Segment Open

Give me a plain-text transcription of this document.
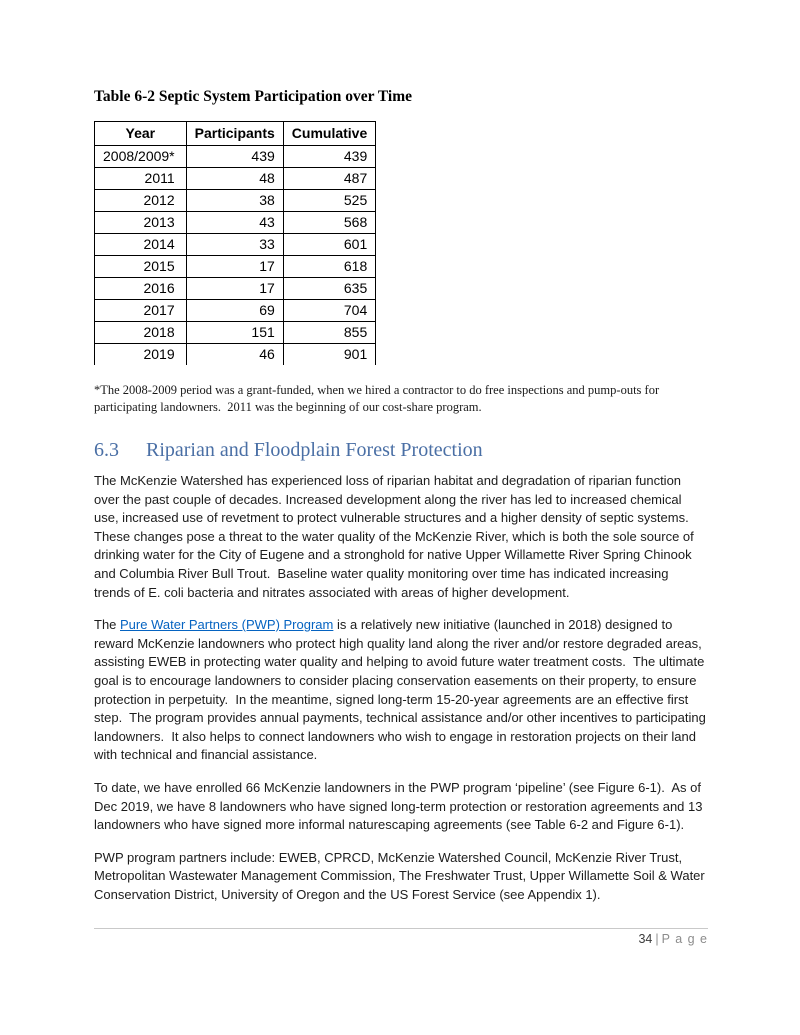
Table 6-2 Septic System Participation over Time
Year	Participants	Cumulative
2008/2009*	439	439
2011	48	487
2012	38	525
2013	43	568
2014	33	601
2015	17	618
2016	17	635
2017	69	704
2018	151	855
2019	46	901
*The 2008-2009 period was a grant-funded, when we hired a contractor to do free inspections and pump-outs for participating landowners.  2011 was the beginning of our cost-share program.
6.3 Riparian and Floodplain Forest Protection

The McKenzie Watershed has experienced loss of riparian habitat and degradation of riparian function over the past couple of decades. Increased development along the river has led to increased chemical use, increased use of revetment to protect vulnerable structures and a higher density of septic systems. These changes pose a threat to the water quality of the McKenzie River, which is both the sole source of drinking water for the City of Eugene and a stronghold for native Upper Willamette River Spring Chinook and Columbia River Bull Trout.  Baseline water quality monitoring over time has indicated increasing trends of E. coli bacteria and nitrates associated with areas of higher development.

The Pure Water Partners (PWP) Program is a relatively new initiative (launched in 2018) designed to reward McKenzie landowners who protect high quality land along the river and/or restore degraded areas, assisting EWEB in protecting water quality and helping to avoid future water treatment costs.  The ultimate goal is to encourage landowners to consider placing conservation easements on their property, to ensure protection in perpetuity.  In the meantime, signed long-term 15-20-year agreements are an effective first step.  The program provides annual payments, technical assistance and/or other incentives to participating landowners.  It also helps to connect landowners who wish to engage in restoration projects on their land with technical and financial assistance.

To date, we have enrolled 66 McKenzie landowners in the PWP program ‘pipeline’ (see Figure 6-1).  As of Dec 2019, we have 8 landowners who have signed long-term protection or restoration agreements and 13 landowners who have signed more informal naturescaping agreements (see Table 6-2 and Figure 6-1).

PWP program partners include: EWEB, CPRCD, McKenzie Watershed Council, McKenzie River Trust, Metropolitan Wastewater Management Commission, The Freshwater Trust, Upper Willamette Soil & Water Conservation District, University of Oregon and the US Forest Service (see Appendix 1).

34 | P a g e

Segment Closed

Nothing in the entries above should change when they are printed again, except that the pictures are dropped.

Response below:
Give me a plain-text transcription of this document.
Table 6-2 Septic System Participation over Time
Year	Participants	Cumulative
2008/2009*	439	439
2011	48	487
2012	38	525
2013	43	568
2014	33	601
2015	17	618
2016	17	635
2017	69	704
2018	151	855
2019	46	901
*The 2008-2009 period was a grant-funded, when we hired a contractor to do free inspections and pump-outs for participating landowners.  2011 was the beginning of our cost-share program.
6.3 Riparian and Floodplain Forest Protection

The McKenzie Watershed has experienced loss of riparian habitat and degradation of riparian function over the past couple of decades. Increased development along the river has led to increased chemical use, increased use of revetment to protect vulnerable structures and a higher density of septic systems. These changes pose a threat to the water quality of the McKenzie River, which is both the sole source of drinking water for the City of Eugene and a stronghold for native Upper Willamette River Spring Chinook and Columbia River Bull Trout.  Baseline water quality monitoring over time has indicated increasing trends of E. coli bacteria and nitrates associated with areas of higher development.

The Pure Water Partners (PWP) Program is a relatively new initiative (launched in 2018) designed to reward McKenzie landowners who protect high quality land along the river and/or restore degraded areas, assisting EWEB in protecting water quality and helping to avoid future water treatment costs.  The ultimate goal is to encourage landowners to consider placing conservation easements on their property, to ensure protection in perpetuity.  In the meantime, signed long-term 15-20-year agreements are an effective first step.  The program provides annual payments, technical assistance and/or other incentives to participating landowners.  It also helps to connect landowners who wish to engage in restoration projects on their land with technical and financial assistance.

To date, we have enrolled 66 McKenzie landowners in the PWP program ‘pipeline’ (see Figure 6-1).  As of Dec 2019, we have 8 landowners who have signed long-term protection or restoration agreements and 13 landowners who have signed more informal naturescaping agreements (see Table 6-2 and Figure 6-1).

PWP program partners include: EWEB, CPRCD, McKenzie Watershed Council, McKenzie River Trust, Metropolitan Wastewater Management Commission, The Freshwater Trust, Upper Willamette Soil & Water Conservation District, University of Oregon and the US Forest Service (see Appendix 1).

34 | P a g e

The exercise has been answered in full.